# Document extract
## BEGIN

# car pulls to the left under braking



## sethwas (Apr 30, 2002)

It only does this when making 'brisk' stops. The steering wheel tugs to the left and the car 'squirms'. It almost feels like the left tire is stopping stronger than the right.
It doesn't do it under light braking, not when slamming on the brakes either, this is just brisk stopping.
Tires? Alignment? Suspension? All of the above?

Seth


----------



## chimmike (Oct 17, 2002)

could be the pads....


----------



## jlee1469 (Dec 4, 2003)

exact same thing happened to me... when I had my 18s having about a finger gap from the bottom of the strut where the spring sits.

going back to stock the problem went away, if I recall you recently put new wheels on your car, perhaps thats the problem.


----------



## LIUSPEED (May 29, 2002)

possible rotors too ? i say check your alignment and pad and rotors see if they are ok


----------



## ReVerm (Jan 13, 2003)

## END

# Provided data
## BEGIN

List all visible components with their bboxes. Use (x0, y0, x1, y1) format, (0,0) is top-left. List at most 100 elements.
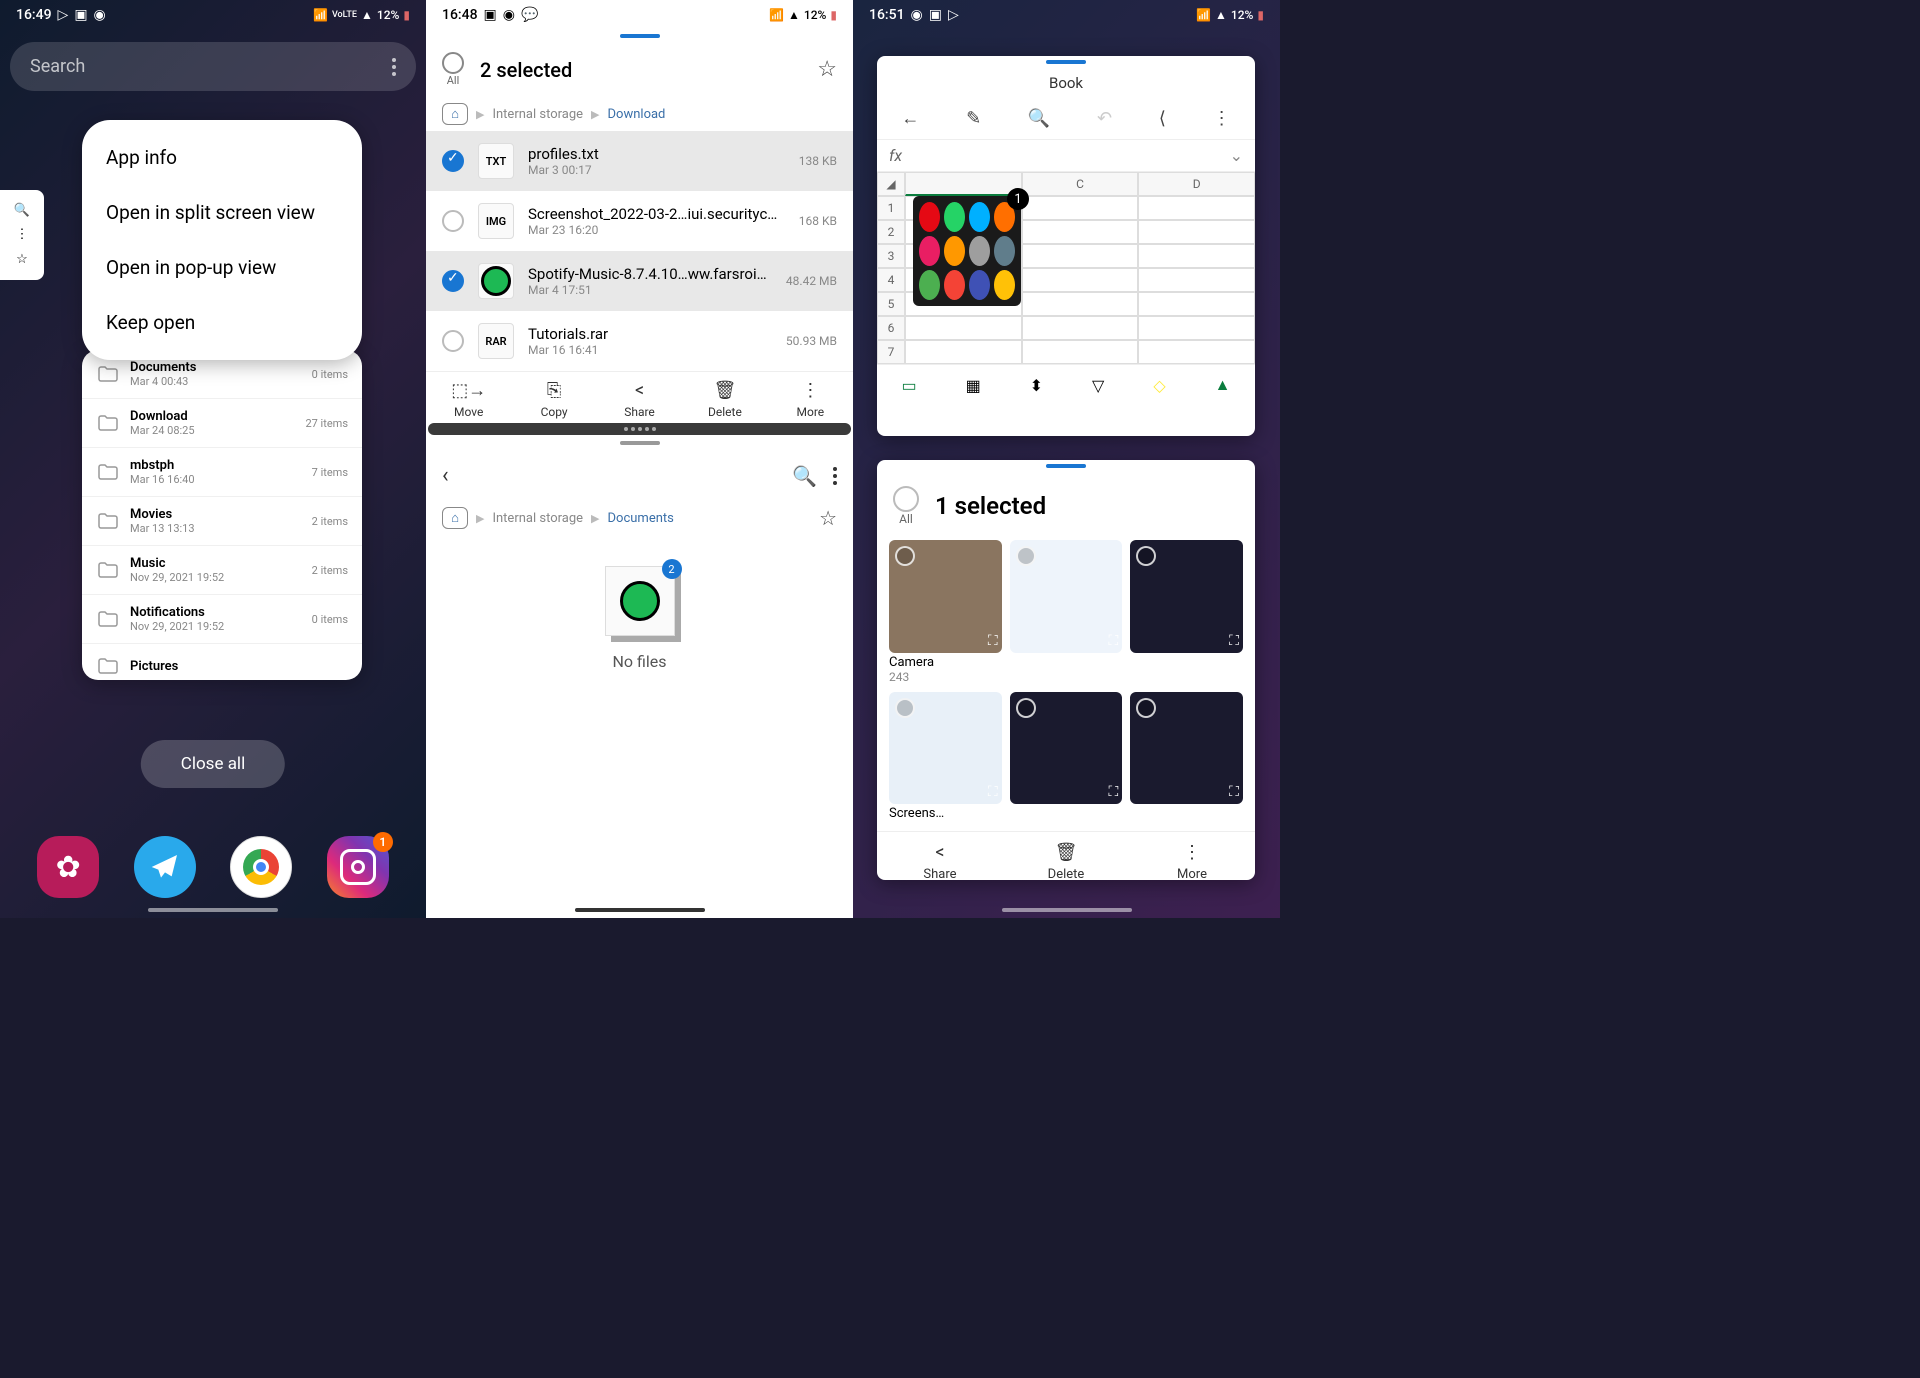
cell[interactable] (1138, 268, 1255, 292)
select-circle[interactable] (895, 546, 915, 566)
cell[interactable] (905, 340, 1022, 364)
gallery-item[interactable]: ⛶ (889, 692, 1002, 805)
breadcrumb-internal[interactable]: Internal storage (492, 107, 583, 122)
back-icon[interactable]: ← (901, 108, 919, 129)
row-header[interactable]: 3 (877, 244, 905, 268)
cell[interactable] (1022, 292, 1139, 316)
folder-row[interactable]: DownloadMar 24 08:25 27 items (82, 399, 362, 448)
breadcrumb[interactable]: ⌂ ▶ Internal storage ▶ Download (426, 97, 853, 131)
recent-app-card[interactable]: DocumentsMar 4 00:43 0 items DownloadMar… (82, 350, 362, 680)
menu-app-info[interactable]: App info (82, 130, 362, 185)
checkbox[interactable] (442, 210, 464, 232)
row-header[interactable]: 7 (877, 340, 905, 364)
dock-chrome[interactable] (230, 836, 292, 898)
expand-icon[interactable]: ⛶ (988, 784, 998, 800)
row-header[interactable]: 1 (877, 196, 905, 220)
cell[interactable] (1138, 220, 1255, 244)
row-header[interactable]: 6 (877, 316, 905, 340)
folder-row[interactable]: Pictures (82, 644, 362, 680)
folder-row[interactable]: MoviesMar 13 13:13 2 items (82, 497, 362, 546)
nav-handle[interactable] (1002, 908, 1132, 912)
more-icon[interactable] (392, 58, 396, 76)
floating-app-grid[interactable]: 1 (913, 196, 1021, 306)
corner-cell[interactable]: ◢ (877, 172, 905, 196)
share-icon[interactable]: ⟨ (1159, 108, 1166, 129)
row-header[interactable]: 5 (877, 292, 905, 316)
star-icon[interactable]: ☆ (16, 252, 28, 267)
back-icon[interactable]: ‹ (442, 463, 449, 488)
cell[interactable] (1138, 196, 1255, 220)
checkbox[interactable] (442, 150, 464, 172)
search-icon[interactable]: 🔍 (792, 464, 817, 488)
home-icon[interactable]: ⌂ (442, 103, 468, 125)
gallery-item[interactable]: ⛶ (1010, 540, 1123, 653)
nav-handle[interactable] (148, 908, 278, 912)
home-icon[interactable]: ⌂ (442, 507, 468, 529)
breadcrumb-internal[interactable]: Internal storage (492, 511, 583, 526)
breadcrumb-current[interactable]: Download (608, 107, 666, 122)
dock-telegram[interactable] (134, 836, 196, 898)
folder-row[interactable]: mbstphMar 16 16:40 7 items (82, 448, 362, 497)
row-header[interactable]: 4 (877, 268, 905, 292)
split-divider[interactable] (428, 423, 851, 435)
filter-icon[interactable]: ▽ (1092, 376, 1104, 395)
more-button[interactable]: ⋮More (768, 380, 853, 419)
select-all-checkbox[interactable] (442, 52, 464, 74)
gallery-item[interactable]: ⛶ (889, 540, 1002, 653)
drag-handle[interactable] (620, 34, 660, 38)
breadcrumb[interactable]: ⌂ ▶ Internal storage ▶ Documents ☆ (426, 500, 853, 536)
expand-icon[interactable]: ⛶ (1109, 784, 1119, 800)
menu-split-screen[interactable]: Open in split screen view (82, 185, 362, 240)
menu-keep-open[interactable]: Keep open (82, 295, 362, 350)
more-icon[interactable]: ⋮ (16, 227, 29, 242)
cell[interactable] (1138, 292, 1255, 316)
row-header[interactable]: 2 (877, 220, 905, 244)
dragged-file-icon[interactable]: 2 (605, 566, 675, 636)
gallery-item[interactable]: ⛶ (1010, 692, 1123, 805)
cell[interactable] (905, 316, 1022, 340)
folder-row[interactable]: NotificationsNov 29, 2021 19:52 0 items (82, 595, 362, 644)
expand-icon[interactable]: ⛶ (1109, 633, 1119, 649)
sheet-icon[interactable]: ▭ (901, 376, 916, 395)
share-button[interactable]: <Share (877, 842, 1003, 880)
move-button[interactable]: ⬚→Move (426, 380, 511, 419)
checkbox[interactable] (442, 330, 464, 352)
copy-button[interactable]: ⎘Copy (511, 380, 596, 419)
more-icon[interactable]: ⋮ (1213, 108, 1231, 129)
formula-bar[interactable]: fx ⌄ (877, 139, 1255, 172)
chevron-down-icon[interactable]: ⌄ (1230, 146, 1243, 165)
expand-icon[interactable]: ⛶ (988, 633, 998, 649)
share-button[interactable]: <Share (597, 380, 682, 419)
select-circle[interactable] (1016, 546, 1036, 566)
menu-popup-view[interactable]: Open in pop-up view (82, 240, 362, 295)
checkbox[interactable] (442, 270, 464, 292)
dock-gallery[interactable]: ✿ (37, 836, 99, 898)
spreadsheet-popup[interactable]: Book ← ✎ 🔍 ↶ ⟨ ⋮ fx ⌄ ◢ C D 1 2 3 (877, 56, 1255, 436)
col-header[interactable]: D (1138, 172, 1255, 196)
side-tab[interactable]: 🔍 ⋮ ☆ (0, 190, 44, 280)
file-row[interactable]: TXT profiles.txtMar 3 00:17 138 KB (426, 131, 853, 191)
expand-icon[interactable]: ⛶ (1229, 784, 1239, 800)
select-circle[interactable] (1136, 546, 1156, 566)
cell[interactable] (1022, 244, 1139, 268)
cell[interactable] (1022, 268, 1139, 292)
favorite-icon[interactable]: ☆ (819, 506, 837, 530)
drag-handle[interactable] (1046, 464, 1086, 468)
select-circle[interactable] (1016, 698, 1036, 718)
cell[interactable] (1138, 340, 1255, 364)
drag-handle[interactable] (1046, 60, 1086, 64)
more-icon[interactable] (833, 467, 837, 485)
drag-handle[interactable] (620, 441, 660, 445)
favorite-icon[interactable]: ☆ (817, 57, 837, 82)
col-header[interactable] (905, 172, 1022, 196)
dock-instagram[interactable]: 1 (327, 836, 389, 898)
cell[interactable] (1022, 196, 1139, 220)
delete-button[interactable]: 🗑Delete (1003, 842, 1129, 880)
chevron-up-icon[interactable]: ▲ (1215, 375, 1231, 395)
nav-handle[interactable] (575, 908, 705, 912)
breadcrumb-current[interactable]: Documents (608, 511, 674, 526)
col-header[interactable]: C (1022, 172, 1139, 196)
close-all-button[interactable]: Close all (141, 740, 285, 788)
select-all-checkbox[interactable] (893, 486, 919, 512)
delete-button[interactable]: 🗑Delete (682, 380, 767, 419)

## END

# Direction 1
Reproduce the part of the brake-pull thread that opens with the words containing "## chimmike (Oct" and closes with "the spring sits.", substituting "shock" for "strut".
# Direction 2
Go on with the forum thread about the car pulling left under braking from its last line.
The data has no connection to the forum thread about the car pulling left under braking.

# Exercise result 1
## chimmike (Oct 17, 2002)

could be the pads....


----------



## jlee1469 (Dec 4, 2003)

exact same thing happened to me... when I had my 18s having about a finger gap from the bottom of the shock where the spring sits.

# Exercise result 2
sethwas said:


> It doesn't do it under light braking, not when slamming on the brakes either, this is just brisk stopping.


I had a similar problem earlier this year. The problem gradually got worse and braking became more and more unstable (pulling more to the left) until a week later the left front caliper seized up. Turned out a crack had formed on the caliper piston boot and some debris had gotten in there, so the caliper piston wasn't retracting all the way.


----------



## sethwas (Apr 30, 2002)

So I may have to re-build the caliper on the left side?
Hmm...this looks like a job for the dealer since no one seems to know any nissan shops locally. (but I know two honda shops)

Seth


----------



## ReVerm (Jan 13, 2003)

sethwas said:


> So I may have to re-build the caliper on the left side?
> Hmm...this looks like a job for the dealer since no one seems to know any nissan shops locally. (but I know two honda shops)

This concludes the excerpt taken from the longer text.